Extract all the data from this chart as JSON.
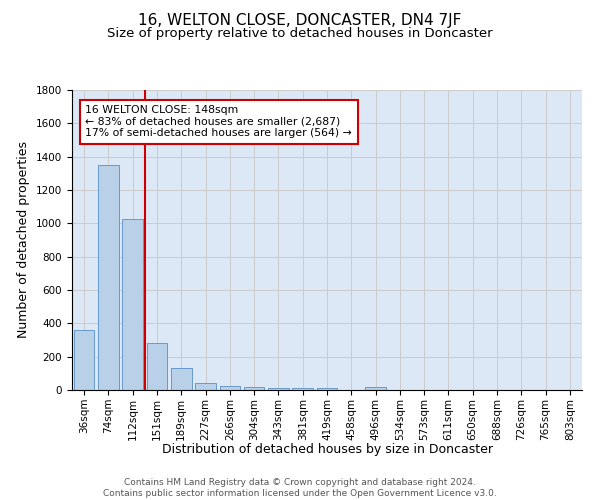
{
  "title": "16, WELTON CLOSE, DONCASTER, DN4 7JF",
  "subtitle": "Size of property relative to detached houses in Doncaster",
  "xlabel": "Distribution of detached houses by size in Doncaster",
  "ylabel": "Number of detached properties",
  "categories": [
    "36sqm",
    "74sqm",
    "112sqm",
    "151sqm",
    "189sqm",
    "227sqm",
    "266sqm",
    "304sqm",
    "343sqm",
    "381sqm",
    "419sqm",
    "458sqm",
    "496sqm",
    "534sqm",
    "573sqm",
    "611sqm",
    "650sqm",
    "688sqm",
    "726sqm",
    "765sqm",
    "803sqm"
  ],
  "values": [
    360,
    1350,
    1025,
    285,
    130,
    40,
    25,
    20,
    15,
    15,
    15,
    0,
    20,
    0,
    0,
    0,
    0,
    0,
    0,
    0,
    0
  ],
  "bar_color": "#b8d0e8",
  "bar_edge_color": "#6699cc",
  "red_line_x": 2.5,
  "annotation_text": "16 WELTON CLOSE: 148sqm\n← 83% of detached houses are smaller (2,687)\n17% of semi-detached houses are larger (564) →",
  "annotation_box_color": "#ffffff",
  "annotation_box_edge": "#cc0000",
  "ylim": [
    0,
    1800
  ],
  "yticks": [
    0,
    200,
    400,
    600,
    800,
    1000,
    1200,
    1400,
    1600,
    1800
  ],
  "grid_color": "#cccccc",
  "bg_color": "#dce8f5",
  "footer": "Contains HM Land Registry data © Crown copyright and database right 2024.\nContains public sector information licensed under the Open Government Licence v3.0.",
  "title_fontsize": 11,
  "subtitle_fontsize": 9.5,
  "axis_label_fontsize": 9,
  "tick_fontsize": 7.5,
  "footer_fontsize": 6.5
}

◆ ◆ ◆ ◆

• _Task requirements_
The material above must be printed exactly, with its pictures left out.

• _Result for this task_
Extract all the data from this chart as JSON.
{
  "title": "16, WELTON CLOSE, DONCASTER, DN4 7JF",
  "subtitle": "Size of property relative to detached houses in Doncaster",
  "xlabel": "Distribution of detached houses by size in Doncaster",
  "ylabel": "Number of detached properties",
  "categories": [
    "36sqm",
    "74sqm",
    "112sqm",
    "151sqm",
    "189sqm",
    "227sqm",
    "266sqm",
    "304sqm",
    "343sqm",
    "381sqm",
    "419sqm",
    "458sqm",
    "496sqm",
    "534sqm",
    "573sqm",
    "611sqm",
    "650sqm",
    "688sqm",
    "726sqm",
    "765sqm",
    "803sqm"
  ],
  "values": [
    360,
    1350,
    1025,
    285,
    130,
    40,
    25,
    20,
    15,
    15,
    15,
    0,
    20,
    0,
    0,
    0,
    0,
    0,
    0,
    0,
    0
  ],
  "bar_color": "#b8d0e8",
  "bar_edge_color": "#6699cc",
  "red_line_x": 2.5,
  "annotation_text": "16 WELTON CLOSE: 148sqm\n← 83% of detached houses are smaller (2,687)\n17% of semi-detached houses are larger (564) →",
  "annotation_box_color": "#ffffff",
  "annotation_box_edge": "#cc0000",
  "ylim": [
    0,
    1800
  ],
  "yticks": [
    0,
    200,
    400,
    600,
    800,
    1000,
    1200,
    1400,
    1600,
    1800
  ],
  "grid_color": "#cccccc",
  "bg_color": "#dce8f5",
  "footer": "Contains HM Land Registry data © Crown copyright and database right 2024.\nContains public sector information licensed under the Open Government Licence v3.0.",
  "title_fontsize": 11,
  "subtitle_fontsize": 9.5,
  "axis_label_fontsize": 9,
  "tick_fontsize": 7.5,
  "footer_fontsize": 6.5
}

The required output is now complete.